[Rows from a dataset]
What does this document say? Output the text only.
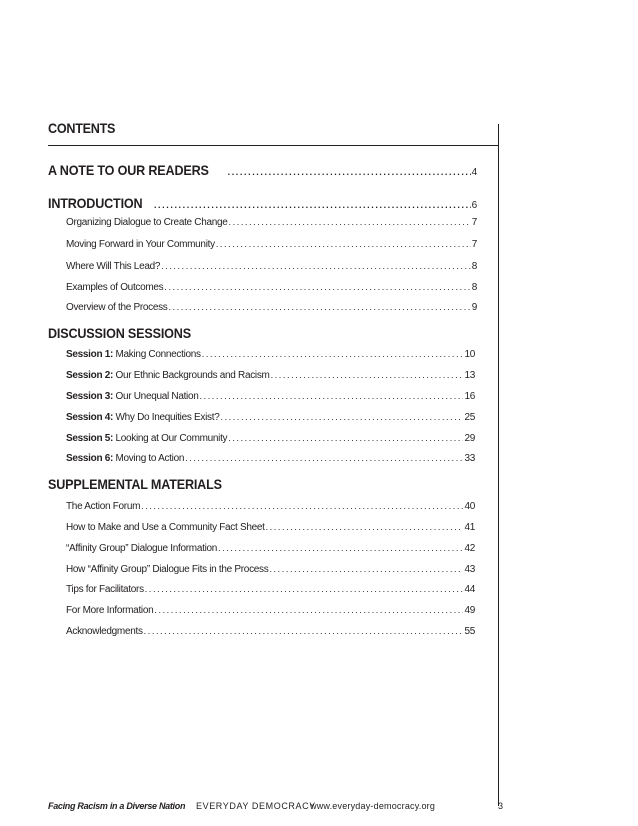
CONTENTS
A NOTE TO OUR READERS .....	4
INTRODUCTION .....	6
Organizing Dialogue to Create Change .....	7
Moving Forward in Your Community .....	7
Where Will This Lead? .....	8
Examples of Outcomes .....	8
Overview of the Process .....	9
DISCUSSION SESSIONS
Session 1: Making Connections .....	10
Session 2: Our Ethnic Backgrounds and Racism .....	13
Session 3: Our Unequal Nation .....	16
Session 4: Why Do Inequities Exist? .....	25
Session 5: Looking at Our Community .....	29
Session 6: Moving to Action .....	33
SUPPLEMENTAL MATERIALS
The Action Forum .....	40
How to Make and Use a Community Fact Sheet .....	41
“Affinity Group” Dialogue Information .....	42
How “Affinity Group” Dialogue Fits in the Process .....	43
Tips for Facilitators .....	44
For More Information .....	49
Acknowledgments .....	55
Facing Racism in a Diverse Nation EVERYDAY DEMOCRACY
www.everyday-democracy.org	3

THE EXERCISE: Isolate the lines that hold the word "Moving" and copy all of them.

OUTPUT OF THE TASK:
Moving Forward in Your Community .....	7
Session 6: Moving to Action .....	33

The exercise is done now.